* _Input material_
──────

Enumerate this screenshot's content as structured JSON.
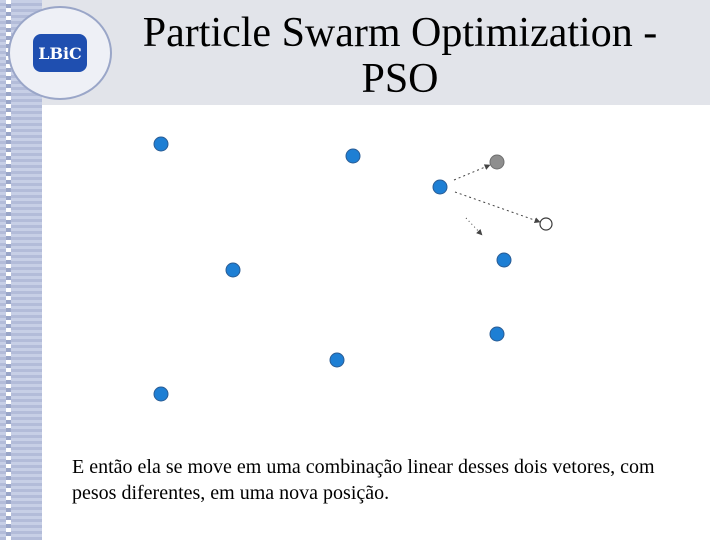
{
  "slide": {
    "title": "Particle Swarm Optimization - PSO",
    "logo_text": "LBiC",
    "caption": "E então ela se move em uma combinação linear desses dois vetores, com pesos diferentes, em uma nova posição."
  },
  "colors": {
    "particle": "#1e7fd4",
    "particle_stroke": "#2a5c94",
    "personal_best": "#8e8e8e",
    "new_position_stroke": "#3a3a3a",
    "vector": "#444444",
    "header_band": "#e2e4ea"
  }
}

──────

* _Stated goal_
Every entry must be written out exactly, with all pictures left out.

* _Task answer_
Enumerate this screenshot's content as structured JSON.
{
  "slide": {
    "title": "Particle Swarm Optimization - PSO",
    "logo_text": "LBiC",
    "caption": "E então ela se move em uma combinação linear desses dois vetores, com pesos diferentes, em uma nova posição."
  },
  "colors": {
    "particle": "#1e7fd4",
    "particle_stroke": "#2a5c94",
    "personal_best": "#8e8e8e",
    "new_position_stroke": "#3a3a3a",
    "vector": "#444444",
    "header_band": "#e2e4ea"
  }
}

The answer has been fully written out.